(EXERCISE DIRECTIONS): Copy every record below exactly as written, but leave out the pictures.

-- start of PROVIDED RECORDS --

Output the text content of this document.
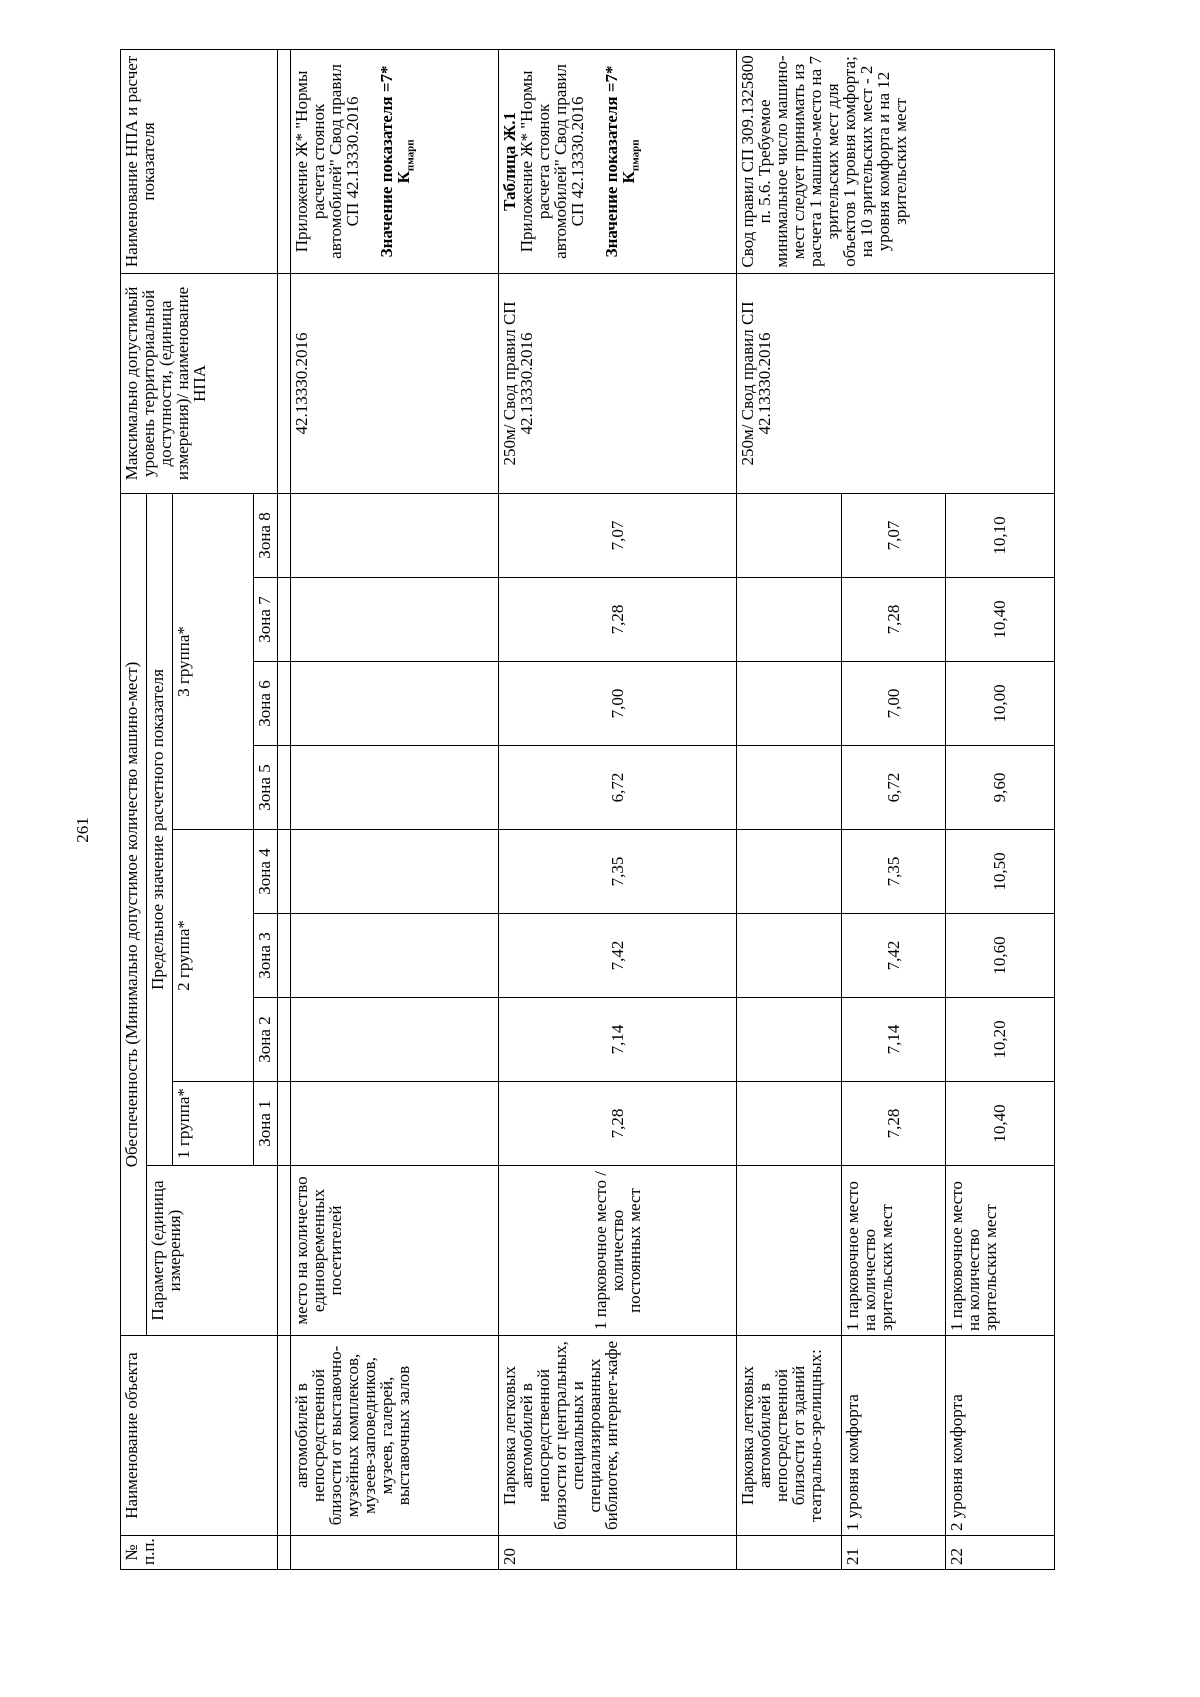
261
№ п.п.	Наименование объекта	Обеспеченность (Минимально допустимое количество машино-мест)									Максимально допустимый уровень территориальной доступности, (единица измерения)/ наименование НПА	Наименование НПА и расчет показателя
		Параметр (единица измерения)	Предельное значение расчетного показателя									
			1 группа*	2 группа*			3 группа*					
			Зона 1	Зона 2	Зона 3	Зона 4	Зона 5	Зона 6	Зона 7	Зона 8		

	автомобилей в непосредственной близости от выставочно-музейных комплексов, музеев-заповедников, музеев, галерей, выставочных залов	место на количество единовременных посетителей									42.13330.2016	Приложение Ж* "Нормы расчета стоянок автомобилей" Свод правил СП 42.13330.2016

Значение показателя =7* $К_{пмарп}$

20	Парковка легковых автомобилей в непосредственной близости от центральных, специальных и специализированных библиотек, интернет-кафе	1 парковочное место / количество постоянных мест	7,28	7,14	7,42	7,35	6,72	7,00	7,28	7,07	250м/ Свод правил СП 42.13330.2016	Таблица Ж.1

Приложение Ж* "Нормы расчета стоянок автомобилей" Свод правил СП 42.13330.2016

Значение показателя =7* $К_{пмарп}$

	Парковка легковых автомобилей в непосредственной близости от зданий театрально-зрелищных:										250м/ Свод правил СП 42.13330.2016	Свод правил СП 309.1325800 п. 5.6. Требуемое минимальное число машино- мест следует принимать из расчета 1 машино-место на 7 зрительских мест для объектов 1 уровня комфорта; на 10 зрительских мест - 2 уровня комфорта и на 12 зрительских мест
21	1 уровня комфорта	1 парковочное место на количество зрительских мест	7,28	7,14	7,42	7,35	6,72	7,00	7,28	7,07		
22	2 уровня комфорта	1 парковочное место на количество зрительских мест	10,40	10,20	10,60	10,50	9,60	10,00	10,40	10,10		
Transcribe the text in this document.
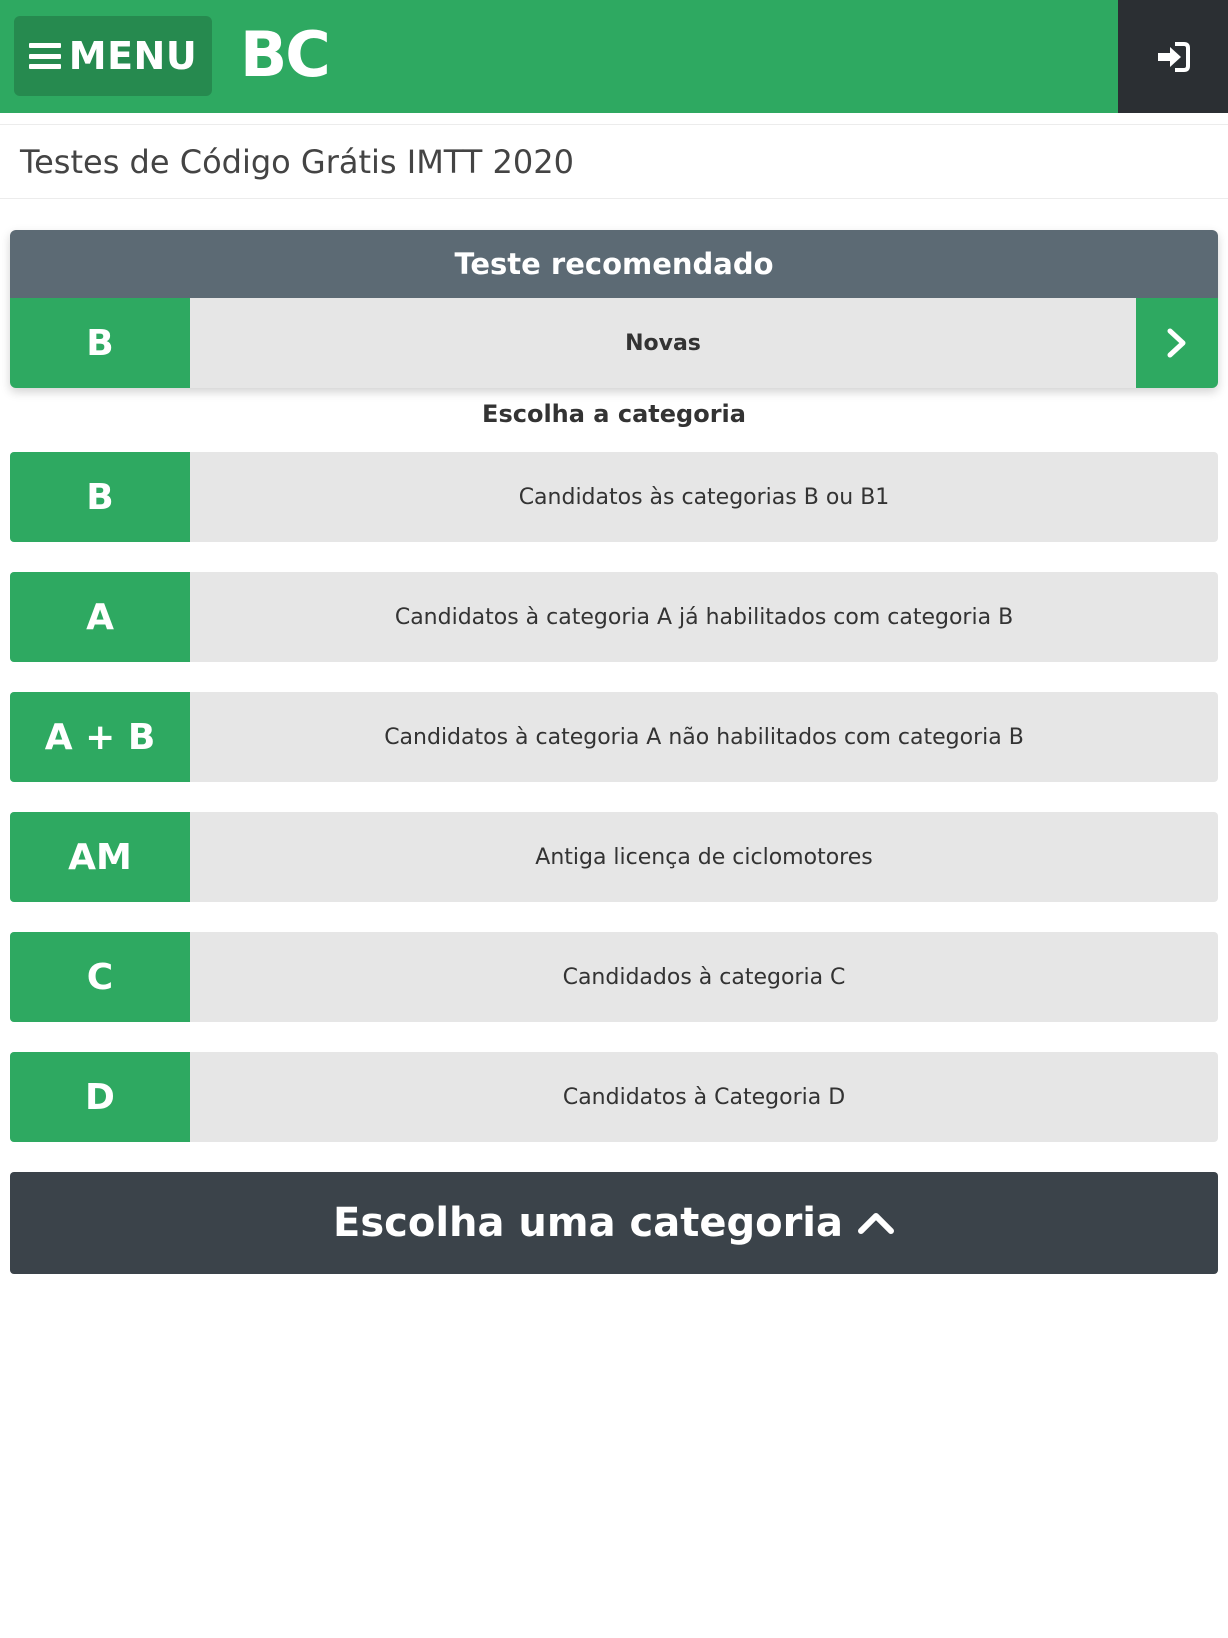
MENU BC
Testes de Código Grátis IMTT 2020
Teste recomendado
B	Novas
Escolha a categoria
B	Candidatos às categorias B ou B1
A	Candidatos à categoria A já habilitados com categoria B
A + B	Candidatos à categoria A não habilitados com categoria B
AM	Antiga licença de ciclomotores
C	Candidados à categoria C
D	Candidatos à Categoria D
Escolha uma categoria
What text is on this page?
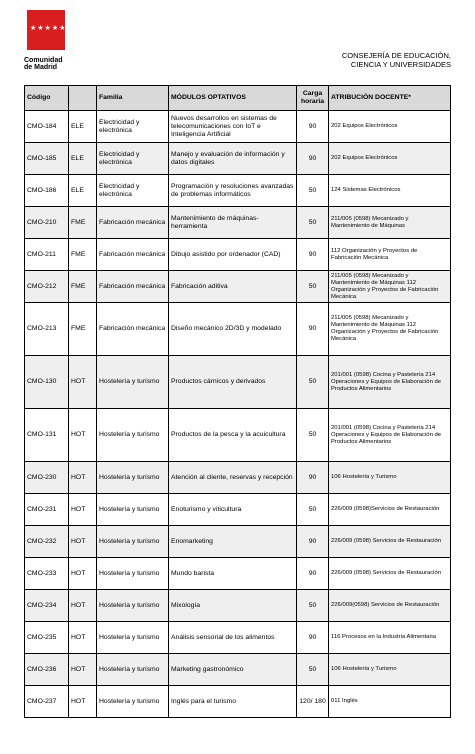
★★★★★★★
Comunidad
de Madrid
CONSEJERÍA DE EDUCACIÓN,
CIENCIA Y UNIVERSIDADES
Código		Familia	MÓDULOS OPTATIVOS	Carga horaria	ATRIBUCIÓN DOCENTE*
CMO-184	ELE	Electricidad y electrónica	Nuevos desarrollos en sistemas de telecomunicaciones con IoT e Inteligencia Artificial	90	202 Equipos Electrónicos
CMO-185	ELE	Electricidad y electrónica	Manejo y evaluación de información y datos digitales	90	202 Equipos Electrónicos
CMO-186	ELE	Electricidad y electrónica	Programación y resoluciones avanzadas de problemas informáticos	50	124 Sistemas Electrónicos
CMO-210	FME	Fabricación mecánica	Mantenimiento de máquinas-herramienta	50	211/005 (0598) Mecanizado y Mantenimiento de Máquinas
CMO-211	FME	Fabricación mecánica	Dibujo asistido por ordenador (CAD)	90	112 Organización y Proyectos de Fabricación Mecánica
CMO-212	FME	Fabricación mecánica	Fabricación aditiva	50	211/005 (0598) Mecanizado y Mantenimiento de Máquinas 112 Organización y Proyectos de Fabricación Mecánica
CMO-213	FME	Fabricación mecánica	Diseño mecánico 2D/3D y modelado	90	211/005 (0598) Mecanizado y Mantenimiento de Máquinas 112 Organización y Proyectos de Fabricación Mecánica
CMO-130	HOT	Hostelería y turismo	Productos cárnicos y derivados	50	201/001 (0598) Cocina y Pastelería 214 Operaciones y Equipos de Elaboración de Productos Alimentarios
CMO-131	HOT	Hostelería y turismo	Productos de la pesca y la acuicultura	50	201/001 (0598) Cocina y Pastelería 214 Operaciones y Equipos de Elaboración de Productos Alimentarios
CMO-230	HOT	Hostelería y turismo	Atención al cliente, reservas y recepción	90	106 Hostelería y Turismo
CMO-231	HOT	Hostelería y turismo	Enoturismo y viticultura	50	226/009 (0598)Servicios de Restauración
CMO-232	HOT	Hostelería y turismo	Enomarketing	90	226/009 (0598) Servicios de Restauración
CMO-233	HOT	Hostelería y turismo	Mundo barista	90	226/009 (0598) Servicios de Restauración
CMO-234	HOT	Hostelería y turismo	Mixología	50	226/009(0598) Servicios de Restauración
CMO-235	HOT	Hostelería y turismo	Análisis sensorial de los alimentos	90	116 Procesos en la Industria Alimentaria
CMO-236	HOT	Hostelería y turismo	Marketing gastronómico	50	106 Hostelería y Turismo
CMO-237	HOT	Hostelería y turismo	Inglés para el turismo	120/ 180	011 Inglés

-- end of PROVIDED RECORDS --

(RESULT BELOW):
Output the text content of this document.
261
№ п.п.	Наименование объекта	Обеспеченность (Минимально допустимое количество машино-мест)									Максимально допустимый уровень территориальной доступности, (единица измерения)/ наименование НПА	Наименование НПА и расчет показателя
		Параметр (единица измерения)	Предельное значение расчетного показателя									
			1 группа*	2 группа*			3 группа*					
			Зона 1	Зона 2	Зона 3	Зона 4	Зона 5	Зона 6	Зона 7	Зона 8		

	автомобилей в непосредственной близости от выставочно-музейных комплексов, музеев-заповедников, музеев, галерей, выставочных залов	место на количество единовременных посетителей									42.13330.2016	Приложение Ж* "Нормы расчета стоянок автомобилей" Свод правил СП 42.13330.2016

Значение показателя =7* $К_{пмарп}$

20	Парковка легковых автомобилей в непосредственной близости от центральных, специальных и специализированных библиотек, интернет-кафе	1 парковочное место / количество постоянных мест	7,28	7,14	7,42	7,35	6,72	7,00	7,28	7,07	250м/ Свод правил СП 42.13330.2016	Таблица Ж.1

Приложение Ж* "Нормы расчета стоянок автомобилей" Свод правил СП 42.13330.2016

Значение показателя =7* $К_{пмарп}$

	Парковка легковых автомобилей в непосредственной близости от зданий театрально-зрелищных:										250м/ Свод правил СП 42.13330.2016	Свод правил СП 309.1325800 п. 5.6. Требуемое минимальное число машино- мест следует принимать из расчета 1 машино-место на 7 зрительских мест для объектов 1 уровня комфорта; на 10 зрительских мест - 2 уровня комфорта и на 12 зрительских мест
21	1 уровня комфорта	1 парковочное место на количество зрительских мест	7,28	7,14	7,42	7,35	6,72	7,00	7,28	7,07		
22	2 уровня комфорта	1 парковочное место на количество зрительских мест	10,40	10,20	10,60	10,50	9,60	10,00	10,40	10,10		
Transcribe the text in this document.
MENU BC
Testes de Código Grátis IMTT 2020
Teste recomendado
B	Novas
Escolha a categoria
B	Candidatos às categorias B ou B1
A	Candidatos à categoria A já habilitados com categoria B
A + B	Candidatos à categoria A não habilitados com categoria B
AM	Antiga licença de ciclomotores
C	Candidados à categoria C
D	Candidatos à Categoria D
Escolha uma categoria
What text is on this page?
★★★★★★★
Comunidad
de Madrid
CONSEJERÍA DE EDUCACIÓN,
CIENCIA Y UNIVERSIDADES
Código		Familia	MÓDULOS OPTATIVOS	Carga horaria	ATRIBUCIÓN DOCENTE*
CMO-184	ELE	Electricidad y electrónica	Nuevos desarrollos en sistemas de telecomunicaciones con IoT e Inteligencia Artificial	90	202 Equipos Electrónicos
CMO-185	ELE	Electricidad y electrónica	Manejo y evaluación de información y datos digitales	90	202 Equipos Electrónicos
CMO-186	ELE	Electricidad y electrónica	Programación y resoluciones avanzadas de problemas informáticos	50	124 Sistemas Electrónicos
CMO-210	FME	Fabricación mecánica	Mantenimiento de máquinas-herramienta	50	211/005 (0598) Mecanizado y Mantenimiento de Máquinas
CMO-211	FME	Fabricación mecánica	Dibujo asistido por ordenador (CAD)	90	112 Organización y Proyectos de Fabricación Mecánica
CMO-212	FME	Fabricación mecánica	Fabricación aditiva	50	211/005 (0598) Mecanizado y Mantenimiento de Máquinas 112 Organización y Proyectos de Fabricación Mecánica
CMO-213	FME	Fabricación mecánica	Diseño mecánico 2D/3D y modelado	90	211/005 (0598) Mecanizado y Mantenimiento de Máquinas 112 Organización y Proyectos de Fabricación Mecánica
CMO-130	HOT	Hostelería y turismo	Productos cárnicos y derivados	50	201/001 (0598) Cocina y Pastelería 214 Operaciones y Equipos de Elaboración de Productos Alimentarios
CMO-131	HOT	Hostelería y turismo	Productos de la pesca y la acuicultura	50	201/001 (0598) Cocina y Pastelería 214 Operaciones y Equipos de Elaboración de Productos Alimentarios
CMO-230	HOT	Hostelería y turismo	Atención al cliente, reservas y recepción	90	106 Hostelería y Turismo
CMO-231	HOT	Hostelería y turismo	Enoturismo y viticultura	50	226/009 (0598)Servicios de Restauración
CMO-232	HOT	Hostelería y turismo	Enomarketing	90	226/009 (0598) Servicios de Restauración
CMO-233	HOT	Hostelería y turismo	Mundo barista	90	226/009 (0598) Servicios de Restauración
CMO-234	HOT	Hostelería y turismo	Mixología	50	226/009(0598) Servicios de Restauración
CMO-235	HOT	Hostelería y turismo	Análisis sensorial de los alimentos	90	116 Procesos en la Industria Alimentaria
CMO-236	HOT	Hostelería y turismo	Marketing gastronómico	50	106 Hostelería y Turismo
CMO-237	HOT	Hostelería y turismo	Inglés para el turismo	120/ 180	011 Inglés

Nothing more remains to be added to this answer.